任务要求. 请改写节选中以含有“车越开越高,路转弯也越急越陡”的词句开头、到“有缘见到慈播的同播们来祖庭。”为止的那部分，并把其中的“铁锹”换成“锄头”。

节选.
******************************
怪自己的粗心,临去禅寺前没有带上寺院当家师的电话(留在网络信箱里啦),所以没有和四祖寺的明基师联系,抱着随缘的态度,看能否在寺里见上他,更或通过他见上净慧大和尚。可机缘不够,还真没有见上他们。明基师带领信众上后山植树去了,大和尚前一天到在寺里,可这天谁也不知道在哪里,但第二天清明节一大早要赶到北京去的消息却是确切的。我从知客处跑到寮房,又从法物流通处到“正觉”编辑部,大多都没有人。随同一起去的家人到是在伙房找到事情做:帮助他们一起择菜做饭。
我就独自开车去后山找当家师。新修的水泥路,不是很宽,越开到高处越叫我紧张,因为我有恐高症,而且这条路新修的,据介绍上面还没有结束,我就想,一切都是缘分,先上去再说,也为今后再陪同播们来参拜祖庭或旅游探探路也好。
车越开越高,路转弯也越急越陡,幸运的上面没有车下来,否则我真不知道能否让的开,靠着身边的悬崖,我的眼睛只敢远望着前面的高山,随着路的七拐八弯,不同的景色呈现眼前,可内心紧张的来不及丝毫的欣赏。。。就只知道那高高的青翠的山,那白白的云,那才载下的嫩嫩的小树,远处山下有那云烟和片片的红花草与油菜花。。。一切都是一闪而过,我没有福分享受,只有等下次陪其他同播来,再徒步登山欣赏吧。
水泥路开到山半腰后,果然没有了,留下的是新修的泥土路,怕车陷,赶快想法掉头下山,可我那可怜的车技,哪敢一下掉过来,而又没有其他人在车上,我就念叨,菩萨保佑,哪怕来一位同播,坐在我身边也好呀。说来也怪,刚一念叨,在转弯处到真的来人啦,而且是一大群的人,原来是庙里的出家人和居士植树完正下山呢!靠他们的指挥,我紧张的倒了车头,然后邀请他们坐我的车一起下山,他们相互看了看,又仔细看了看我,然后推举同仁上车,男的明显拒绝了,让四位个小的女居士和出家人坐上来(穿海青的是出家人,其他的可能是居士),另外的几位就拿过她们的铁锹草帽继续走。看来我不是那么让人可怕或担忧的哦。有了慈眉善目的信士在侧(真的,如果按世俗的打扮,可以说非常美丽,非常漂亮的,这是我在下山后停好车再偷偷打量才知道的!),我的开车紧张居然一点也没有了,边开车边问他们,为什么他们没有当地的口音,她们告诉我,她们都是从北京来的,正在山上盖莲花庵,她们决定在这里“定居”啦。我叫她们从车内拿去慈播的宣传页,告诉她们,我们的同播中有好多的大德,等等,他们只是说善哉善哉。多宝讲寺她们也有人听说过,等等,可惜她们上网不方便的,希望下次再有缘见到慈播的同播们来祖庭。
******************************
数据列表:
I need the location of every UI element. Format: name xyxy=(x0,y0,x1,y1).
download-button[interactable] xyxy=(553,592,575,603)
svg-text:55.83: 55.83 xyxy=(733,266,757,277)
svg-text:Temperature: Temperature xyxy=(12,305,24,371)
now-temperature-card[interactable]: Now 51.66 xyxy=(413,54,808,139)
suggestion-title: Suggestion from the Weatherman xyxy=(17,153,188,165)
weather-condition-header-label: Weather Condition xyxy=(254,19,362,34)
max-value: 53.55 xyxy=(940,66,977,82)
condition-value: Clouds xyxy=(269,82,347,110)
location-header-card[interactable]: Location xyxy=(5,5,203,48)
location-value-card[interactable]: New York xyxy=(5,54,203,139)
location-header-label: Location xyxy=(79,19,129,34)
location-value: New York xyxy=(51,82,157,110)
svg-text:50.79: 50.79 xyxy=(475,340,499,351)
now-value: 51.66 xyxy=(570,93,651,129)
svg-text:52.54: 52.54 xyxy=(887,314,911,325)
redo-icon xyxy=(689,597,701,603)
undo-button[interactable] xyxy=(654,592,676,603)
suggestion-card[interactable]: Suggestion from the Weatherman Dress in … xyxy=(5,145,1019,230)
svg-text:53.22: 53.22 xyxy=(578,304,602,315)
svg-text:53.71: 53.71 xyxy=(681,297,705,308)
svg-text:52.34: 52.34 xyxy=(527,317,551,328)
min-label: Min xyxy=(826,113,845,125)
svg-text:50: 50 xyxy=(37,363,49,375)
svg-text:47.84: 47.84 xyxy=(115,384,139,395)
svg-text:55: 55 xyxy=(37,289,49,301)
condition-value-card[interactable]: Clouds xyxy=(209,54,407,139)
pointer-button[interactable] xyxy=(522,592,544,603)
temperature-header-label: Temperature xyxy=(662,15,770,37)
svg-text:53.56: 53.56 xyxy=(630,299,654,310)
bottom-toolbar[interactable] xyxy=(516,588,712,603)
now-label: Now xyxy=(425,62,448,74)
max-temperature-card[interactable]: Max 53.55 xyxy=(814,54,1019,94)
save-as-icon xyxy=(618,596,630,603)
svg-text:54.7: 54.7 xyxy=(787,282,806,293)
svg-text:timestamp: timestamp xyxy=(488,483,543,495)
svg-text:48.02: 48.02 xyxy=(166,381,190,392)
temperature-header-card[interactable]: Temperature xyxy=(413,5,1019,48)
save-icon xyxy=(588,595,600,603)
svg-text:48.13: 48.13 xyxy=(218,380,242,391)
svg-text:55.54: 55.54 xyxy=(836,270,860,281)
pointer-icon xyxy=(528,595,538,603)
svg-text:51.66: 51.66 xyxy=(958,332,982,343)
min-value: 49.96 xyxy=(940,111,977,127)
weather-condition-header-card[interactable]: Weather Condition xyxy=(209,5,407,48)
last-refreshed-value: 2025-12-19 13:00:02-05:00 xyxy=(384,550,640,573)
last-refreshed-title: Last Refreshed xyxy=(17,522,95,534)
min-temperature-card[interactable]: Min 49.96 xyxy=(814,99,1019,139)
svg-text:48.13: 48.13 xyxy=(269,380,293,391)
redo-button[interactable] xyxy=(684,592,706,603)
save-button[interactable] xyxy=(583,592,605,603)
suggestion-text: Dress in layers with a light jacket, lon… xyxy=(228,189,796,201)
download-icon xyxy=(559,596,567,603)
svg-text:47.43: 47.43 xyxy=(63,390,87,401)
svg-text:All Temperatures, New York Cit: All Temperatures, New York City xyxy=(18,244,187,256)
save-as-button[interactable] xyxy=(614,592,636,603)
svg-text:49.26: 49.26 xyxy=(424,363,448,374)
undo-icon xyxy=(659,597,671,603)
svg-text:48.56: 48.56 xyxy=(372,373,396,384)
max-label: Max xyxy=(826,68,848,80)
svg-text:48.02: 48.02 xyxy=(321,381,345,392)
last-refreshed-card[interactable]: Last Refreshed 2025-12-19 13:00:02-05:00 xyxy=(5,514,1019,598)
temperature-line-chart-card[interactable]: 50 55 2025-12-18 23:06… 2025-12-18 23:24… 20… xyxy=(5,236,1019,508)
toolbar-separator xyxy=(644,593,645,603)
******************************
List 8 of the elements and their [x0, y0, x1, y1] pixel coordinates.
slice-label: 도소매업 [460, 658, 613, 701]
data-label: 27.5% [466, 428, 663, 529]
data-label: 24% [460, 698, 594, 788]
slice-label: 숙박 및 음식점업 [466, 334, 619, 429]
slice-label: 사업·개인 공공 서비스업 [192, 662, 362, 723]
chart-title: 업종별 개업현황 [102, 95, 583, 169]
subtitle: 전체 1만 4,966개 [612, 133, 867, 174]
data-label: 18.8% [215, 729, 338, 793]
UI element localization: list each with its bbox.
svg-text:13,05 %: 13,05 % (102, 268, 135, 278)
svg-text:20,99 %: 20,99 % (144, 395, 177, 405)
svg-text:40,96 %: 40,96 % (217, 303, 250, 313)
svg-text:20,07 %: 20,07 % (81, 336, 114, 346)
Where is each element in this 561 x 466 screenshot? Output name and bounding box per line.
******************************
任务答复.
车越开越高,路转弯也越急越陡,幸运的上面没有车下来,否则我真不知道能否让的开,靠着身边的悬崖,我的眼睛只敢远望着前面的高山,随着路的七拐八弯,不同的景色呈现眼前,可内心紧张的来不及丝毫的欣赏。。。就只知道那高高的青翠的山,那白白的云,那才载下的嫩嫩的小树,远处山下有那云烟和片片的红花草与油菜花。。。一切都是一闪而过,我没有福分享受,只有等下次陪其他同播来,再徒步登山欣赏吧。
水泥路开到山半腰后,果然没有了,留下的是新修的泥土路,怕车陷,赶快想法掉头下山,可我那可怜的车技,哪敢一下掉过来,而又没有其他人在车上,我就念叨,菩萨保佑,哪怕来一位同播,坐在我身边也好呀。说来也怪,刚一念叨,在转弯处到真的来人啦,而且是一大群的人,原来是庙里的出家人和居士植树完正下山呢!靠他们的指挥,我紧张的倒了车头,然后邀请他们坐我的车一起下山,他们相互看了看,又仔细看了看我,然后推举同仁上车,男的明显拒绝了,让四位个小的女居士和出家人坐上来(穿海青的是出家人,其他的可能是居士),另外的几位就拿过她们的锄头草帽继续走。看来我不是那么让人可怕或担忧的哦。有了慈眉善目的信士在侧(真的,如果按世俗的打扮,可以说非常美丽,非常漂亮的,这是我在下山后停好车再偷偷打量才知道的!),我的开车紧张居然一点也没有了,边开车边问他们,为什么他们没有当地的口音,她们告诉我,她们都是从北京来的,正在山上盖莲花庵,她们决定在这里“定居”啦。我叫她们从车内拿去慈播的宣传页,告诉她们,我们的同播中有好多的大德,等等,他们只是说善哉善哉。多宝讲寺她们也有人听说过,等等,可惜她们上网不方便的,希望下次再有缘见到慈播的同播们来祖庭。